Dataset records

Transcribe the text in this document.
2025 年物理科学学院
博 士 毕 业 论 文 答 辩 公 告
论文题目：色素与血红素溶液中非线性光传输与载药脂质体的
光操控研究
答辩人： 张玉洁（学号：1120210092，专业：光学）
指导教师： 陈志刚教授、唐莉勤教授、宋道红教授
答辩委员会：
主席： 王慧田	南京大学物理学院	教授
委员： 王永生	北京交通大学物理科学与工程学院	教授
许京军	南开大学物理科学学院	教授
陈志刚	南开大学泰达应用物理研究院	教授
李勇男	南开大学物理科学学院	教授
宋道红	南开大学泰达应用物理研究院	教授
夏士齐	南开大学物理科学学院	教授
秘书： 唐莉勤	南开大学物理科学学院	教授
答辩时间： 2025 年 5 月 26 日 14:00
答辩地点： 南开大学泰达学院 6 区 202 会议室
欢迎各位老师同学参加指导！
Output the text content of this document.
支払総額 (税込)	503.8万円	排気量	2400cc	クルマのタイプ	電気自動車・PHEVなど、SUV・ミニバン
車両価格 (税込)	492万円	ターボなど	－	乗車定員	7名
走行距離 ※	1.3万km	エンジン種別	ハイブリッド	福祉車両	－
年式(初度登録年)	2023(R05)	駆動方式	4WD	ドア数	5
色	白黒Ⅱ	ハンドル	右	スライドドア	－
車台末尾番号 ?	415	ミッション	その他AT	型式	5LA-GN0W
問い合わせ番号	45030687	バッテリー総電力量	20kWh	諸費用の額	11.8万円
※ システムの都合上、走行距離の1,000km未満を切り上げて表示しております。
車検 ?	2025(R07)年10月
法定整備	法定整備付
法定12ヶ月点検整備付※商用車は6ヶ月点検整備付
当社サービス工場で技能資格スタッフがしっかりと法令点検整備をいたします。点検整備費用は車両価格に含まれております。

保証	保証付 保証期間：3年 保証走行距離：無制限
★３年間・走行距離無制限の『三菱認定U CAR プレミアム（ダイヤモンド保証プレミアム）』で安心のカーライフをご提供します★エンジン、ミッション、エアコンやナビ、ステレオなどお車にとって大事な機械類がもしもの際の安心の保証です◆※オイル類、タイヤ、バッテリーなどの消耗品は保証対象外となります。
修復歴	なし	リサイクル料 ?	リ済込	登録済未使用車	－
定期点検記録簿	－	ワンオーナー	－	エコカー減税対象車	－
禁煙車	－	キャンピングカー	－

Your objective
All entries shown above should be printed again exactly.

Answer
Transcribe the text in this document.
2025 年物理科学学院
博 士 毕 业 论 文 答 辩 公 告
论文题目：色素与血红素溶液中非线性光传输与载药脂质体的
光操控研究
答辩人： 张玉洁（学号：1120210092，专业：光学）
指导教师： 陈志刚教授、唐莉勤教授、宋道红教授
答辩委员会：
主席： 王慧田	南京大学物理学院	教授
委员： 王永生	北京交通大学物理科学与工程学院	教授
许京军	南开大学物理科学学院	教授
陈志刚	南开大学泰达应用物理研究院	教授
李勇男	南开大学物理科学学院	教授
宋道红	南开大学泰达应用物理研究院	教授
夏士齐	南开大学物理科学学院	教授
秘书： 唐莉勤	南开大学物理科学学院	教授
答辩时间： 2025 年 5 月 26 日 14:00
答辩地点： 南开大学泰达学院 6 区 202 会议室
欢迎各位老师同学参加指导！
Output the text content of this document.
支払総額 (税込)	503.8万円	排気量	2400cc	クルマのタイプ	電気自動車・PHEVなど、SUV・ミニバン
車両価格 (税込)	492万円	ターボなど	－	乗車定員	7名
走行距離 ※	1.3万km	エンジン種別	ハイブリッド	福祉車両	－
年式(初度登録年)	2023(R05)	駆動方式	4WD	ドア数	5
色	白黒Ⅱ	ハンドル	右	スライドドア	－
車台末尾番号 ?	415	ミッション	その他AT	型式	5LA-GN0W
問い合わせ番号	45030687	バッテリー総電力量	20kWh	諸費用の額	11.8万円
※ システムの都合上、走行距離の1,000km未満を切り上げて表示しております。
車検 ?	2025(R07)年10月
法定整備	法定整備付
法定12ヶ月点検整備付※商用車は6ヶ月点検整備付
当社サービス工場で技能資格スタッフがしっかりと法令点検整備をいたします。点検整備費用は車両価格に含まれております。

保証	保証付 保証期間：3年 保証走行距離：無制限
★３年間・走行距離無制限の『三菱認定U CAR プレミアム（ダイヤモンド保証プレミアム）』で安心のカーライフをご提供します★エンジン、ミッション、エアコンやナビ、ステレオなどお車にとって大事な機械類がもしもの際の安心の保証です◆※オイル類、タイヤ、バッテリーなどの消耗品は保証対象外となります。
修復歴	なし	リサイクル料 ?	リ済込	登録済未使用車	－
定期点検記録簿	－	ワンオーナー	－	エコカー減税対象車	－
禁煙車	－	キャンピングカー	－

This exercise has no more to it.